§ Short problem
Report every line from the material that contains the word "JSON".

§ Data provided
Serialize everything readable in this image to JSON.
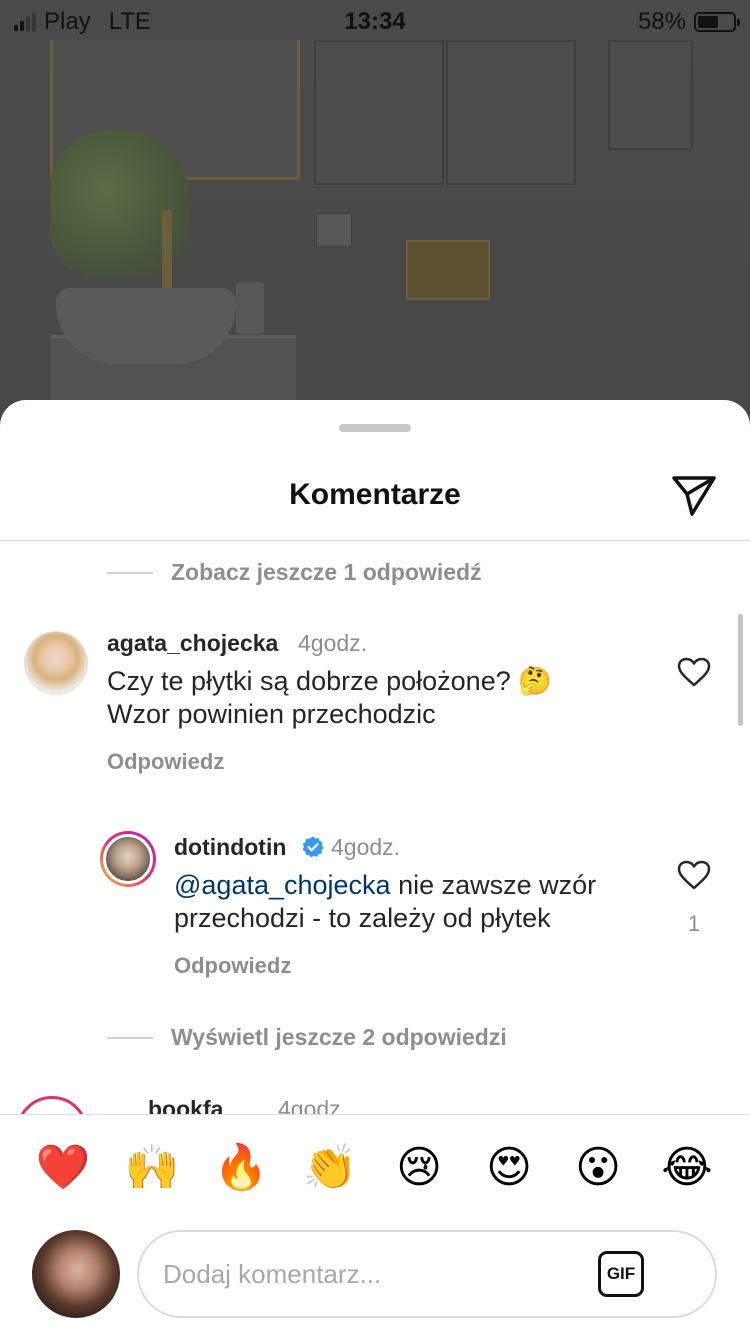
{
  "status_bar": {
    "carrier": "Play",
    "network": "LTE",
    "time": "13:34",
    "battery_percent": "58%",
    "battery_level": 0.58,
    "signal_bars_active": 2,
    "signal_bars_total": 4
  },
  "sheet": {
    "title": "Komentarze",
    "send_icon": "paper-plane-icon"
  },
  "thread": {
    "more_replies_top": "Zobacz jeszcze 1 odpowiedź",
    "comments": [
      {
        "username": "agata_chojecka",
        "time": "4godz.",
        "text": "Czy te płytki są dobrze położone? 🤔 Wzor powinien przechodzic",
        "reply_label": "Odpowiedz"
      },
      {
        "username": "dotindotin",
        "verified": true,
        "time": "4godz.",
        "mention": "@agata_chojecka",
        "text": " nie zawsze wzór przechodzi - to zależy od płytek",
        "reply_label": "Odpowiedz",
        "like_count": "1"
      },
      {
        "username": "bookfa",
        "time": "4godz."
      }
    ],
    "more_replies_bottom": "Wyświetl jeszcze 2 odpowiedzi"
  },
  "reactions": [
    "❤️",
    "🙌",
    "🔥",
    "👏",
    "😢",
    "😍",
    "😮",
    "😂"
  ],
  "composer": {
    "placeholder": "Dodaj komentarz...",
    "gif_label": "GIF"
  },
  "colors": {
    "accent_link": "#00376b",
    "verified_badge": "#3897f0",
    "secondary_text": "#8e8e8e"
  }
}
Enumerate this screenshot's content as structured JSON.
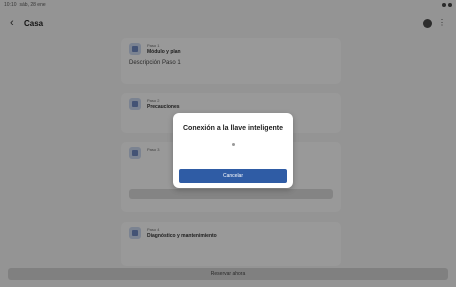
{
  "status_bar": {
    "time": "10:10",
    "date": "sáb, 28 ene"
  },
  "app_bar": {
    "title": "Casa",
    "back_icon": "back-arrow-icon",
    "help_icon": "help-icon",
    "more_icon": "more-vertical-icon"
  },
  "steps": [
    {
      "number": "Paso 1",
      "name": "Módulo y plan",
      "description": "Descripción Paso 1"
    },
    {
      "number": "Paso 2",
      "name": "Precauciones",
      "description": ""
    },
    {
      "number": "Paso 3",
      "name": "",
      "description": ""
    },
    {
      "number": "Paso 4",
      "name": "Diagnóstico y mantenimiento",
      "description": ""
    }
  ],
  "bottom_bar": {
    "label": "Reservar ahora"
  },
  "dialog": {
    "title": "Conexión a la llave inteligente",
    "cancel_label": "Cancelar"
  },
  "colors": {
    "primary": "#2f5ca5",
    "scrim": "rgba(0,0,0,0.38)"
  }
}
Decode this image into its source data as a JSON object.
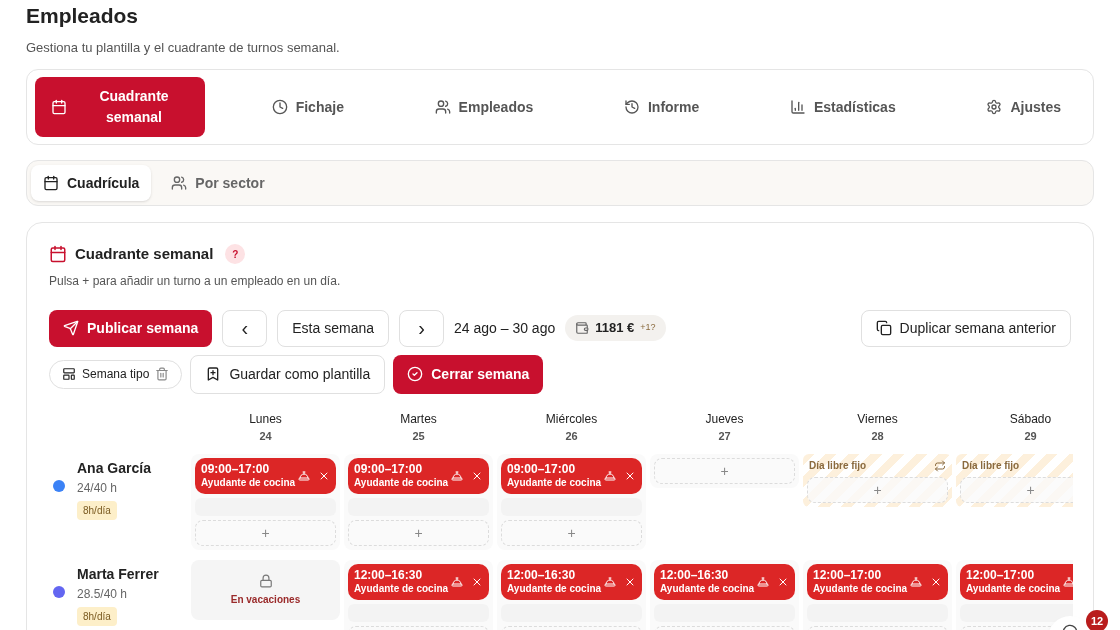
{
  "page": {
    "title": "Empleados",
    "subtitle": "Gestiona tu plantilla y el cuadrante de turnos semanal."
  },
  "tabs": [
    {
      "label": "Cuadrante semanal",
      "selected": true
    },
    {
      "label": "Fichaje",
      "selected": false
    },
    {
      "label": "Empleados",
      "selected": false
    },
    {
      "label": "Informe",
      "selected": false
    },
    {
      "label": "Estadísticas",
      "selected": false
    },
    {
      "label": "Ajustes",
      "selected": false
    }
  ],
  "view_tabs": [
    {
      "label": "Cuadrícula",
      "selected": true
    },
    {
      "label": "Por sector",
      "selected": false
    }
  ],
  "schedule": {
    "title": "Cuadrante semanal",
    "help": "?",
    "hint": "Pulsa + para añadir un turno a un empleado en un día.",
    "publish": "Publicar semana",
    "prev": "‹",
    "current": "Esta semana",
    "next": "›",
    "range": "24 ago – 30 ago",
    "cost": "1181 €",
    "cost_extra": "+1?",
    "duplicate": "Duplicar semana anterior",
    "template_chip": "Semana tipo",
    "save_template": "Guardar como plantilla",
    "close_week": "Cerrar semana",
    "add": "+",
    "days": [
      {
        "name": "Lunes",
        "date": "24"
      },
      {
        "name": "Martes",
        "date": "25"
      },
      {
        "name": "Miércoles",
        "date": "26"
      },
      {
        "name": "Jueves",
        "date": "27"
      },
      {
        "name": "Viernes",
        "date": "28"
      },
      {
        "name": "Sábado",
        "date": "29"
      }
    ],
    "employees": [
      {
        "name": "Ana García",
        "hours": "24/40 h",
        "per_day": "8h/día",
        "color": "#3b82f6",
        "cells": [
          {
            "kind": "shift",
            "time": "09:00–17:00",
            "role": "Ayudante de cocina"
          },
          {
            "kind": "shift",
            "time": "09:00–17:00",
            "role": "Ayudante de cocina"
          },
          {
            "kind": "shift",
            "time": "09:00–17:00",
            "role": "Ayudante de cocina"
          },
          {
            "kind": "empty"
          },
          {
            "kind": "day_off",
            "label": "Día libre fijo",
            "swap": true
          },
          {
            "kind": "day_off",
            "label": "Día libre fijo"
          }
        ]
      },
      {
        "name": "Marta Ferrer",
        "hours": "28.5/40 h",
        "per_day": "8h/día",
        "color": "#6366f1",
        "cells": [
          {
            "kind": "vacation",
            "label": "En vacaciones"
          },
          {
            "kind": "shift",
            "time": "12:00–16:30",
            "role": "Ayudante de cocina"
          },
          {
            "kind": "shift",
            "time": "12:00–16:30",
            "role": "Ayudante de cocina"
          },
          {
            "kind": "shift",
            "time": "12:00–16:30",
            "role": "Ayudante de cocina"
          },
          {
            "kind": "shift",
            "time": "12:00–17:00",
            "role": "Ayudante de cocina"
          },
          {
            "kind": "shift",
            "time": "12:00–17:00",
            "role": "Ayudante de cocina"
          }
        ]
      }
    ]
  },
  "floating_button": {
    "badge": "12"
  }
}
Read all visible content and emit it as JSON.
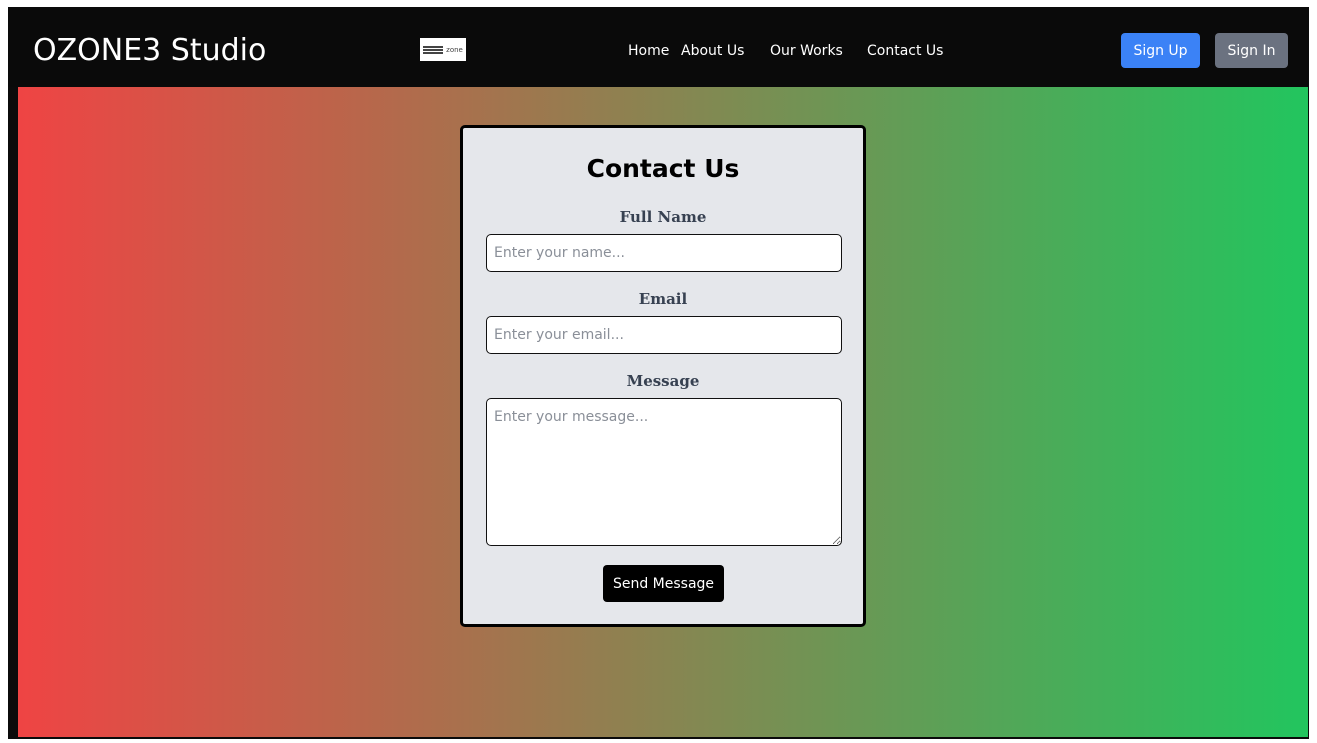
{
  "navbar": {
    "brand": "OZONE3 Studio",
    "logo_text": "zone",
    "links": [
      {
        "label": "Home"
      },
      {
        "label": "About Us"
      },
      {
        "label": "Our Works"
      },
      {
        "label": "Contact Us"
      }
    ],
    "signup_label": "Sign Up",
    "signin_label": "Sign In"
  },
  "colors": {
    "gradient_start": "#ef4444",
    "gradient_end": "#22c55e",
    "signup_bg": "#3b82f6",
    "signin_bg": "#6b7280",
    "card_bg": "#e5e7eb"
  },
  "contact_form": {
    "title": "Contact Us",
    "name_label": "Full Name",
    "name_placeholder": "Enter your name...",
    "name_value": "",
    "email_label": "Email",
    "email_placeholder": "Enter your email...",
    "email_value": "",
    "message_label": "Message",
    "message_placeholder": "Enter your message...",
    "message_value": "",
    "submit_label": "Send Message"
  }
}
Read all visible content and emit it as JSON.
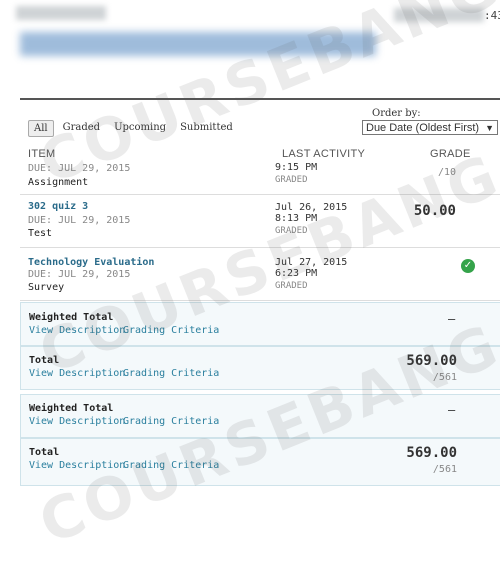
{
  "header": {
    "clock": ":43"
  },
  "filters": {
    "all": "All",
    "graded": "Graded",
    "upcoming": "Upcoming",
    "submitted": "Submitted"
  },
  "order_by": {
    "label": "Order by:",
    "selected": "Due Date (Oldest First)"
  },
  "columns": {
    "item": "ITEM",
    "last_activity": "LAST ACTIVITY",
    "grade": "GRADE"
  },
  "items": [
    {
      "due": "DUE: JUL 29, 2015",
      "type": "Assignment",
      "time": "9:15 PM",
      "status": "GRADED",
      "out_of": "/10"
    },
    {
      "name": "302 quiz 3",
      "due": "DUE: JUL 29, 2015",
      "type": "Test",
      "date": "Jul 26, 2015",
      "time": "8:13 PM",
      "status": "GRADED",
      "grade": "50.00"
    },
    {
      "name": "Technology Evaluation",
      "due": "DUE: JUL 29, 2015",
      "type": "Survey",
      "date": "Jul 27, 2015",
      "time": "6:23 PM",
      "status": "GRADED"
    }
  ],
  "totals": [
    {
      "label": "Weighted Total",
      "link1": "View Description",
      "link2": "Grading Criteria",
      "grade": "–"
    },
    {
      "label": "Total",
      "link1": "View Description",
      "link2": "Grading Criteria",
      "grade": "569.00",
      "out_of": "/561"
    },
    {
      "label": "Weighted Total",
      "link1": "View Description",
      "link2": "Grading Criteria",
      "grade": "–"
    },
    {
      "label": "Total",
      "link1": "View Description",
      "link2": "Grading Criteria",
      "grade": "569.00",
      "out_of": "/561"
    }
  ],
  "watermark": "COURSEBANG",
  "colors": {
    "link": "#2a7f9e",
    "check": "#35a34a"
  }
}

§ Worked answer
Serialize everything readable in this image to JSON.
Enumerate this screenshot's content as structured JSON.
Decode this image into its source data as a JSON object.
Read all visible content and emit it as JSON.
Read all visible content and emit it as JSON.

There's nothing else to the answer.